WRITTEN PROBLEM: Copy out the complete listing, word for word.
---
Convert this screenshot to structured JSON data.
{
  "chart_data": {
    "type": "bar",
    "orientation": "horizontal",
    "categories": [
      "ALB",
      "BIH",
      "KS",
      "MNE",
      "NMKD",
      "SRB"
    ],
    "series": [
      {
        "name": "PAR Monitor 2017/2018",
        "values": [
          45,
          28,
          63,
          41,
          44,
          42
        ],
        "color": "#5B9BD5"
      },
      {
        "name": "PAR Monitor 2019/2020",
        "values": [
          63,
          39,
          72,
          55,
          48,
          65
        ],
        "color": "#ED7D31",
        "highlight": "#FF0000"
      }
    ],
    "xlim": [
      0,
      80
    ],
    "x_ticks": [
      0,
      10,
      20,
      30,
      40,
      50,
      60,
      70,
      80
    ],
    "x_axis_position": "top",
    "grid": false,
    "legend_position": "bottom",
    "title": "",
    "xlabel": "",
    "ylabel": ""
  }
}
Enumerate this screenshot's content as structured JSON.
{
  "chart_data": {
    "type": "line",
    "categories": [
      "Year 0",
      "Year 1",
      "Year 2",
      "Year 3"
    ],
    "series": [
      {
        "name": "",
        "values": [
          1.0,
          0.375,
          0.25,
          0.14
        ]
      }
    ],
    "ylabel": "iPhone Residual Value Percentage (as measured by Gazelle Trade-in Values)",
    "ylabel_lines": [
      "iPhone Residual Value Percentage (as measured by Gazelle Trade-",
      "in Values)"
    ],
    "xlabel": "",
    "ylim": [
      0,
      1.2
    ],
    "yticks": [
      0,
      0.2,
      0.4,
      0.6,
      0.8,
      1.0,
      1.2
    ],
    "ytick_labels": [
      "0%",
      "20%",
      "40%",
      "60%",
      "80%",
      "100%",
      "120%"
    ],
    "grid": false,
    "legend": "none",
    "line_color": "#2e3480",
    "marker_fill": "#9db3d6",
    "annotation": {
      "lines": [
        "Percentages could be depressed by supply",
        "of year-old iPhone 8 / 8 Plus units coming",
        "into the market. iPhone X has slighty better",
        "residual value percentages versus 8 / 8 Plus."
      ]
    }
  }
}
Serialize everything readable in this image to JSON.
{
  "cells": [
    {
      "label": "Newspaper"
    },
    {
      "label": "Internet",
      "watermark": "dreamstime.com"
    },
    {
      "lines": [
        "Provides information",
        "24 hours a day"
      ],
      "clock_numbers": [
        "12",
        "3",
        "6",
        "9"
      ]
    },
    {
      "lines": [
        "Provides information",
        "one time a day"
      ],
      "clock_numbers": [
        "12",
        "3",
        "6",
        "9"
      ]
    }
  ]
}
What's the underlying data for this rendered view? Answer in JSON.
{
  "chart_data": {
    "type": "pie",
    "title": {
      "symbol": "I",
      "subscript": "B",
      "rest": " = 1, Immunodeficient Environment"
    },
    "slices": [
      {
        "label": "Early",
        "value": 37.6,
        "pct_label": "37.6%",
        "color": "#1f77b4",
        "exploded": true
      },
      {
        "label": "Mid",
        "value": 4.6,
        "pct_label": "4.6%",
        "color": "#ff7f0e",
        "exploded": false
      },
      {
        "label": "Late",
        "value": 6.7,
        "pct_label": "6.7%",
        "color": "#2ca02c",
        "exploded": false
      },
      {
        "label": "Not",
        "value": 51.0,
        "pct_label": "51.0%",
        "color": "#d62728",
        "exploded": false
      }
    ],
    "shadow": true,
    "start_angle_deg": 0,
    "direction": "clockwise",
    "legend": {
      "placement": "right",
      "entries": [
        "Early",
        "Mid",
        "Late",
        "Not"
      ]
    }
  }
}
---
SOLUTION:
Convert this screenshot to structured JSON data.
{
  "chart_data": {
    "type": "bar",
    "orientation": "horizontal",
    "categories": [
      "ALB",
      "BIH",
      "KS",
      "MNE",
      "NMKD",
      "SRB"
    ],
    "series": [
      {
        "name": "PAR Monitor 2017/2018",
        "values": [
          45,
          28,
          63,
          41,
          44,
          42
        ],
        "color": "#5B9BD5"
      },
      {
        "name": "PAR Monitor 2019/2020",
        "values": [
          63,
          39,
          72,
          55,
          48,
          65
        ],
        "color": "#ED7D31",
        "highlight": "#FF0000"
      }
    ],
    "xlim": [
      0,
      80
    ],
    "x_ticks": [
      0,
      10,
      20,
      30,
      40,
      50,
      60,
      70,
      80
    ],
    "x_axis_position": "top",
    "grid": false,
    "legend_position": "bottom",
    "title": "",
    "xlabel": "",
    "ylabel": ""
  }
}
Enumerate this screenshot's content as structured JSON.
{
  "chart_data": {
    "type": "line",
    "categories": [
      "Year 0",
      "Year 1",
      "Year 2",
      "Year 3"
    ],
    "series": [
      {
        "name": "",
        "values": [
          1.0,
          0.375,
          0.25,
          0.14
        ]
      }
    ],
    "ylabel": "iPhone Residual Value Percentage (as measured by Gazelle Trade-in Values)",
    "ylabel_lines": [
      "iPhone Residual Value Percentage (as measured by Gazelle Trade-",
      "in Values)"
    ],
    "xlabel": "",
    "ylim": [
      0,
      1.2
    ],
    "yticks": [
      0,
      0.2,
      0.4,
      0.6,
      0.8,
      1.0,
      1.2
    ],
    "ytick_labels": [
      "0%",
      "20%",
      "40%",
      "60%",
      "80%",
      "100%",
      "120%"
    ],
    "grid": false,
    "legend": "none",
    "line_color": "#2e3480",
    "marker_fill": "#9db3d6",
    "annotation": {
      "lines": [
        "Percentages could be depressed by supply",
        "of year-old iPhone 8 / 8 Plus units coming",
        "into the market. iPhone X has slighty better",
        "residual value percentages versus 8 / 8 Plus."
      ]
    }
  }
}
Serialize everything readable in this image to JSON.
{
  "cells": [
    {
      "label": "Newspaper"
    },
    {
      "label": "Internet",
      "watermark": "dreamstime.com"
    },
    {
      "lines": [
        "Provides information",
        "24 hours a day"
      ],
      "clock_numbers": [
        "12",
        "3",
        "6",
        "9"
      ]
    },
    {
      "lines": [
        "Provides information",
        "one time a day"
      ],
      "clock_numbers": [
        "12",
        "3",
        "6",
        "9"
      ]
    }
  ]
}
What's the underlying data for this rendered view? Answer in JSON.
{
  "chart_data": {
    "type": "pie",
    "title": {
      "symbol": "I",
      "subscript": "B",
      "rest": " = 1, Immunodeficient Environment"
    },
    "slices": [
      {
        "label": "Early",
        "value": 37.6,
        "pct_label": "37.6%",
        "color": "#1f77b4",
        "exploded": true
      },
      {
        "label": "Mid",
        "value": 4.6,
        "pct_label": "4.6%",
        "color": "#ff7f0e",
        "exploded": false
      },
      {
        "label": "Late",
        "value": 6.7,
        "pct_label": "6.7%",
        "color": "#2ca02c",
        "exploded": false
      },
      {
        "label": "Not",
        "value": 51.0,
        "pct_label": "51.0%",
        "color": "#d62728",
        "exploded": false
      }
    ],
    "shadow": true,
    "start_angle_deg": 0,
    "direction": "clockwise",
    "legend": {
      "placement": "right",
      "entries": [
        "Early",
        "Mid",
        "Late",
        "Not"
      ]
    }
  }
}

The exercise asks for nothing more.